DO THIS
Check each line below for the word "Νίκος", and copy those that have it.

PROVIDED RECORDS
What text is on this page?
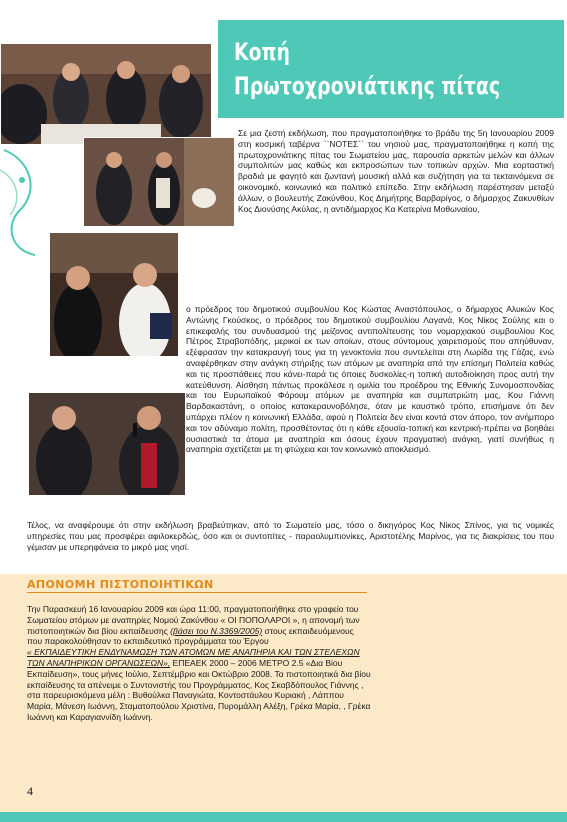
Κοπή
Πρωτοχρονιάτικης πίτας

Σε μια ζεστή εκδήλωση, που πραγματοποιήθηκε το βράδυ της 5η Ιανουαρίου 2009 στη κοσμική ταβέρνα ``ΝΟΤΕΣ`` του νησιού μας, πραγματοποιήθηκε η κοπή της πρωτοχρονιάτικης πίτας του Σωματείου μας, παρουσία αρκετών μελών και άλλων συμπολιτών μας καθώς και εκπροσώπων των τοπικών αρχών. Μια εορταστική βραδιά με φαγητό και ζωντανή μουσική αλλά και συζήτηση για τα τεκταινόμενα σε οικονομικό, κοινωνικό και πολιτικό επίπεδο. Στην εκδήλωση παρέστησαν μεταξύ άλλων, ο βουλευτής Ζακύνθου, Κος Δημήτρης Βαρβαρίγος, ο δήμαρχος Ζακυνθίων Κος Διονύσης Ακύλας, η αντιδήμαρχος Κα Κατερίνα Μοθωναίου,

ο πρόεδρος του δημοτικού συμβουλίου Κος Κώστας Αναστόπουλος, ο δήμαρχος Αλυκών Κος Αντώνης Γκούσκος, ο πρόεδρος του δημοτικού συμβουλίου Λαγανά, Κος Νίκος Σούλης και ο επικεφαλής του συνδυασμού της μείζονος αντιπολίτευσης του νομαρχιακού συμβουλίου Κος Πέτρος Στραβοπόδης, μερικοί εκ των οποίων, στους σύντομους χαιρετισμούς που απηύθυναν, εξέφρασαν την κατακραυγή τους για τη γενοκτονία που συντελείται στη Λωρίδα της Γάζας, ενώ αναφέρθηκαν στην ανάγκη στήριξης των ατόμων με αναπηρία από την επίσημη Πολιτεία καθώς και τις προσπάθειες που κάνει-παρά τις όποιες δυσκολίες-η τοπική αυτοδιοίκηση προς αυτή την κατεύθυνση. Αίσθηση πάντως προκάλεσε η ομιλία του προέδρου της Εθνικής Συνομοσπονδίας και του Ευρωπαϊκού Φόρουμ ατόμων με αναπηρία και συμπατριώτη μας, Κου Γιάννη Βαρδακαστάνη, ο οποίος κατακεραυνοβόλησε, όταν με καυστικό τρόπο, επισήμανε ότι δεν υπάρχει πλέον η κοινωνική Ελλάδα, αφού η Πολιτεία δεν είναι κοντά στον άπορο, τον ανήμπορο και τον αδύναμο πολίτη, προσθέτοντας ότι η κάθε εξουσία-τοπική και κεντρική-πρέπει να βοηθάει ουσιαστικά τα άτομα με αναπηρία και όσους έχουν πραγματική ανάγκη, γιατί συνήθως η αναπηρία σχετίζεται με τη φτώχεια και τον κοινωνικό αποκλεισμό.

Τέλος, να αναφέρουμε ότι στην εκδήλωση βραβεύτηκαν, από το Σωματείο μας, τόσο ο δικηγόρος Κος Νίκος Σπίνος, για τις νομικές υπηρεσίες που μας προσφέρει αφιλοκερδώς, όσο και οι συντοπίτες - παραολυμπιονίκες, Αριστοτέλης Μαρίνος, για τις διακρίσεις του που γέμισαν με υπερηφάνεια το μικρό μας νησί.

ΑΠΟΝΟΜΗ ΠΙΣΤΟΠΟΙΗΤΙΚΩΝ

Την Παρασκευή 16 Ιανουαρίου 2009 και ώρα 11:00, πραγματοποιήθηκε στο γραφείο του Σωματείου ατόμων με αναπηρίες Νομού Ζακύνθου « ΟΙ ΠΟΠΟΛΑΡΟΙ », η απονομή των πιστοποιητικών δια βίου εκπαίδευσης (βάσει του Ν.3369/2005) στους εκπαιδευόμενους που παρακολούθησαν το εκπαιδευτικό προγράμματα του Έργου
« ΕΚΠΑΙΔΕΥΤΙΚΗ ΕΝΔΥΝΑΜΩΣΗ ΤΩΝ ΑΤΟΜΩΝ ΜΕ ΑΝΑΠΗΡΙΑ ΚΑΙ ΤΩΝ ΣΤΕΛΕΧΩΝ ΤΩΝ ΑΝΑΠΗΡΙΚΩΝ ΟΡΓΑΝΩΣΕΩΝ», ΕΠΕΑΕΚ 2000 – 2006 ΜΕΤΡΟ 2.5 «Δια Βίου Εκπαίδευση», τους μήνες Ιούλιο, Σεπτέμβριο και Οκτώβριο 2008. Τα πιστοποιητικά δια βίου εκπαίδευσης τα απένειμε ο Συντονιστής του Προγράμματος, Κος Σκαβδόπουλος Γιάννης , στα παρευρισκόμενα μέλη : Βυθούλκα Παναγιώτα, Κοντοστάυλου Κυριακή , Λάππου Μαρία, Μάνεση Ιωάννη, Σταματοπούλου Χριστίνα, Πυρομάλλη Αλέξη, Γρέκα Μαρία, , Γρέκα Ιωάννη και Καραγιαννίδη Ιωάννη.

4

COMPLETE RESPONSE
ο πρόεδρος του δημοτικού συμβουλίου Κος Κώστας Αναστόπουλος, ο δήμαρχος Αλυκών Κος Αντώνης Γκούσκος, ο πρόεδρος του δημοτικού συμβουλίου Λαγανά, Κος Νίκος Σούλης και ο επικεφαλής του συνδυασμού της μείζονος αντιπολίτευσης του νομαρχιακού συμβουλίου Κος Πέτρος Στραβοπόδης, μερικοί εκ των οποίων, στους σύντομους χαιρετισμούς που απηύθυναν, εξέφρασαν την κατακραυγή τους για τη γενοκτονία που συντελείται στη Λωρίδα της Γάζας, ενώ αναφέρθηκαν στην ανάγκη στήριξης των ατόμων με αναπηρία από την επίσημη Πολιτεία καθώς και τις προσπάθειες που κάνει-παρά τις όποιες δυσκολίες-η τοπική αυτοδιοίκηση προς αυτή την κατεύθυνση. Αίσθηση πάντως προκάλεσε η ομιλία του προέδρου της Εθνικής Συνομοσπονδίας και του Ευρωπαϊκού Φόρουμ ατόμων με αναπηρία και συμπατριώτη μας, Κου Γιάννη Βαρδακαστάνη, ο οποίος κατακεραυνοβόλησε, όταν με καυστικό τρόπο, επισήμανε ότι δεν υπάρχει πλέον η κοινωνική Ελλάδα, αφού η Πολιτεία δεν είναι κοντά στον άπορο, τον ανήμπορο και τον αδύναμο πολίτη, προσθέτοντας ότι η κάθε εξουσία-τοπική και κεντρική-πρέπει να βοηθάει ουσιαστικά τα άτομα με αναπηρία και όσους έχουν πραγματική ανάγκη, γιατί συνήθως η αναπηρία σχετίζεται με τη φτώχεια και τον κοινωνικό αποκλεισμό.
Τέλος, να αναφέρουμε ότι στην εκδήλωση βραβεύτηκαν, από το Σωματείο μας, τόσο ο δικηγόρος Κος Νίκος Σπίνος, για τις νομικές υπηρεσίες που μας προσφέρει αφιλοκερδώς, όσο και οι συντοπίτες - παραολυμπιονίκες, Αριστοτέλης Μαρίνος, για τις διακρίσεις του που γέμισαν με υπερηφάνεια το μικρό μας νησί.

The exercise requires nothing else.